(Figure contents as structured data)

··········

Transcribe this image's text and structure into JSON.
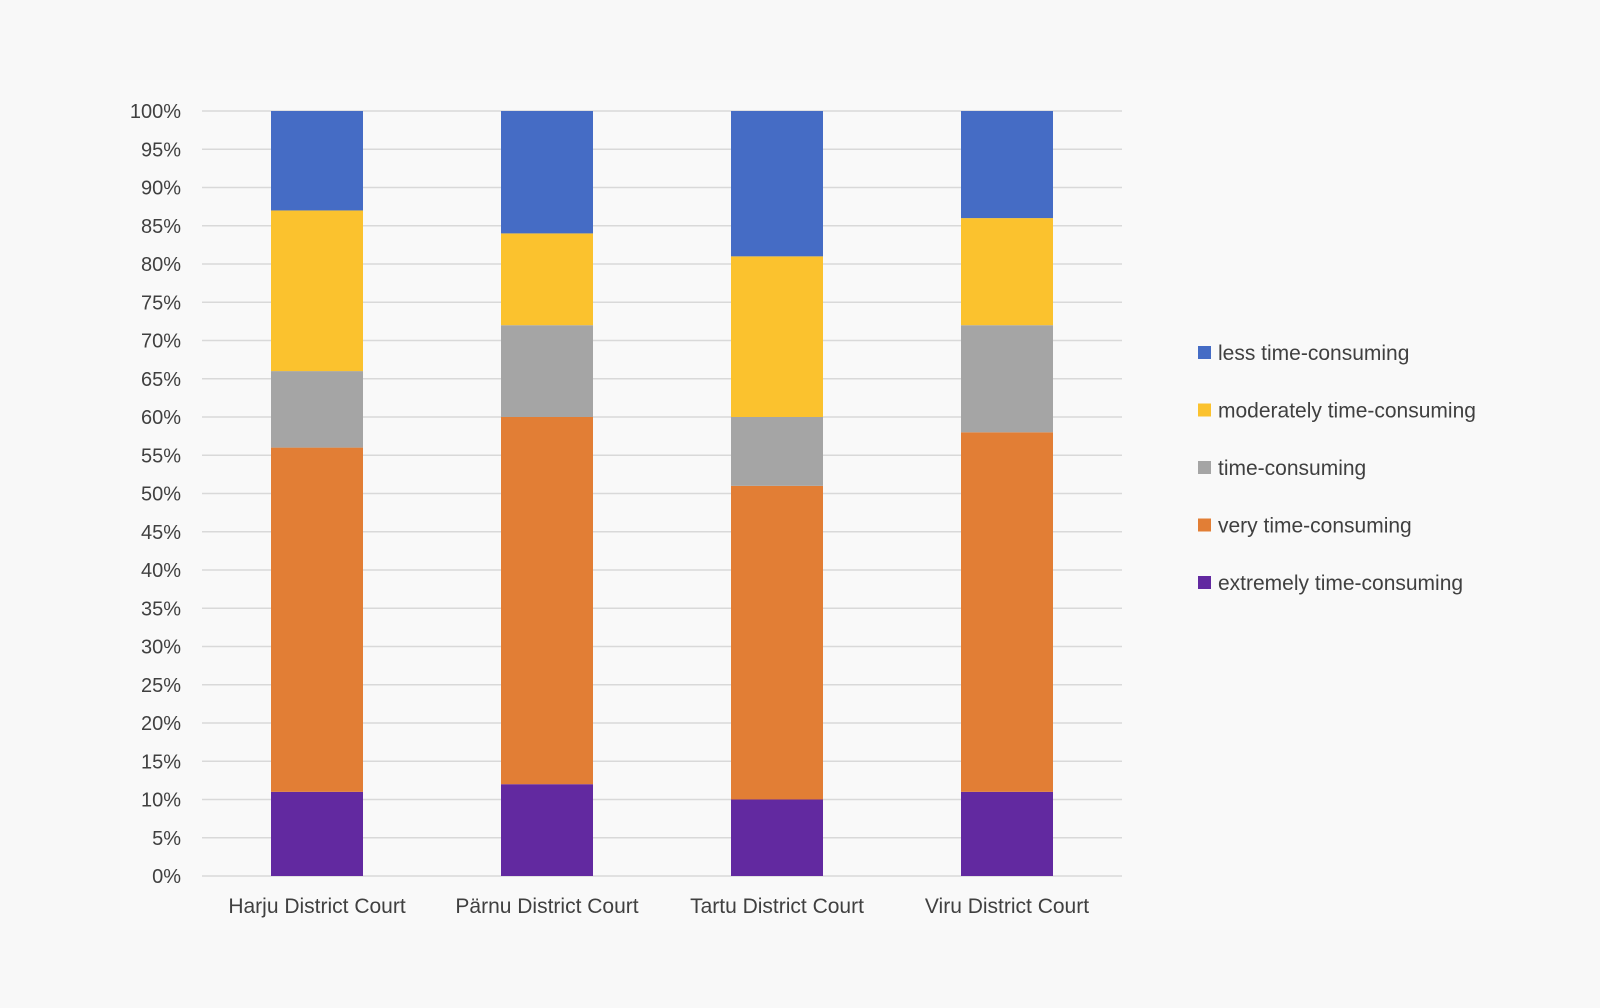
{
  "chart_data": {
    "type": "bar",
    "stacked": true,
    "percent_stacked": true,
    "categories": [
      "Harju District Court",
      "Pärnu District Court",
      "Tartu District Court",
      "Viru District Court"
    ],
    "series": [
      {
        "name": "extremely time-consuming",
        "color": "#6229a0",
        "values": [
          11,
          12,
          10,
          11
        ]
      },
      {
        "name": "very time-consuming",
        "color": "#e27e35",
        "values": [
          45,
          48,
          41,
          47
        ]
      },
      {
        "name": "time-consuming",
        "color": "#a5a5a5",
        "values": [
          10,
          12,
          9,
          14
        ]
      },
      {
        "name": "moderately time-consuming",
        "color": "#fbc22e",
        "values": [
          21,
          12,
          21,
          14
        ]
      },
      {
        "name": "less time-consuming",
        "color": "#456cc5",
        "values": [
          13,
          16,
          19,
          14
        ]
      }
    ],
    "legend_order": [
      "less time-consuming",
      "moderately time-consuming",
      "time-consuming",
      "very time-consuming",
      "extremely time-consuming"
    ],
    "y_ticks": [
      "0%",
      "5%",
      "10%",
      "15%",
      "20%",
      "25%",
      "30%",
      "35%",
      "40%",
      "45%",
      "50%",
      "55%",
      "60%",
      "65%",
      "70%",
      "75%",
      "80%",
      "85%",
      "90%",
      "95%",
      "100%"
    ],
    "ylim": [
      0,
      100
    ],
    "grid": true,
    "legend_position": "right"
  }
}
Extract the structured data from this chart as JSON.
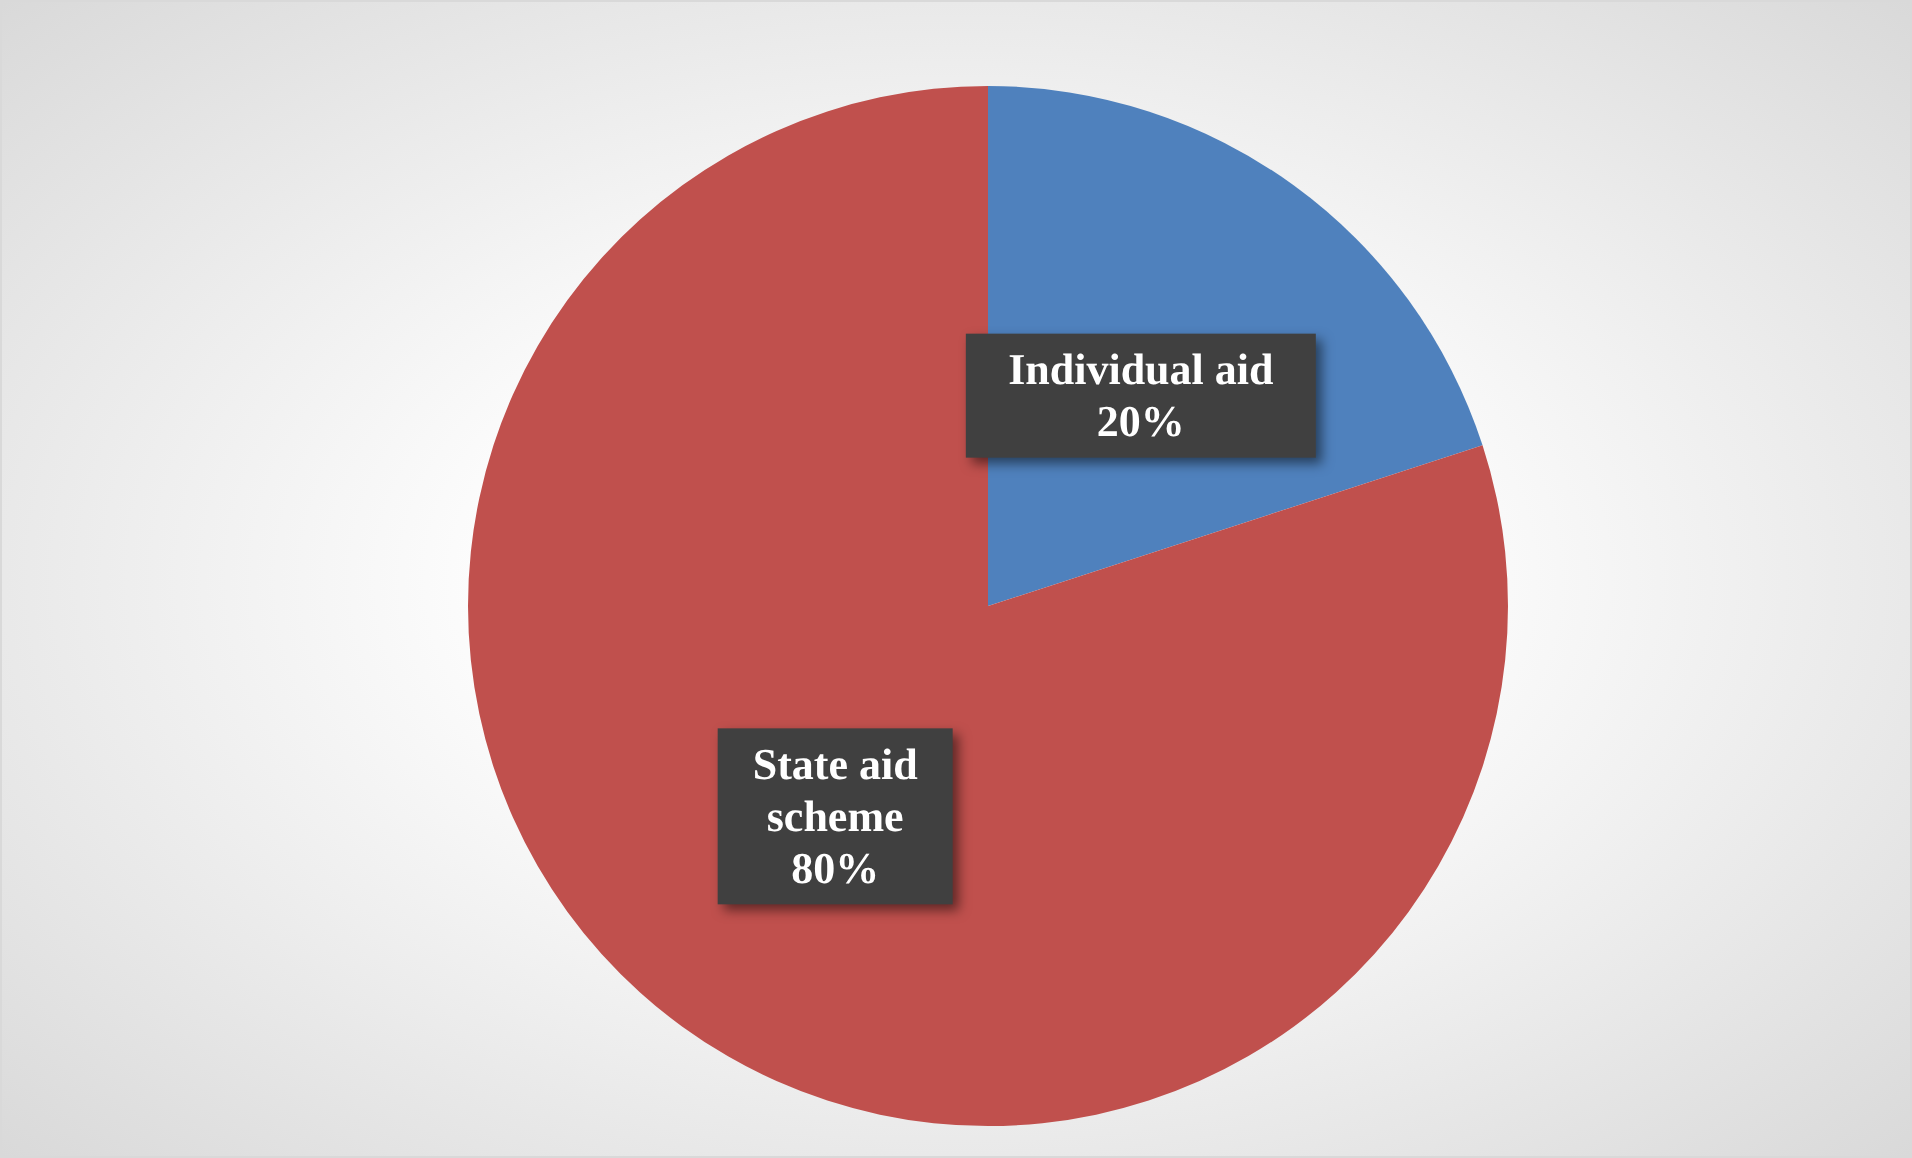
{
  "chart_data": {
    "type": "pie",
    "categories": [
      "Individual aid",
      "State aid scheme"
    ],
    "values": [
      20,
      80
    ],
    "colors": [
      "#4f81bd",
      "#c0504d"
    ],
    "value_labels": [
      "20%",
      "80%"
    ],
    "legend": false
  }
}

··········

▶ THE TASK
Tally up the lines holding the string "true" in this listing, and report the total alone.

▶ EXERCISE RESPONSE
3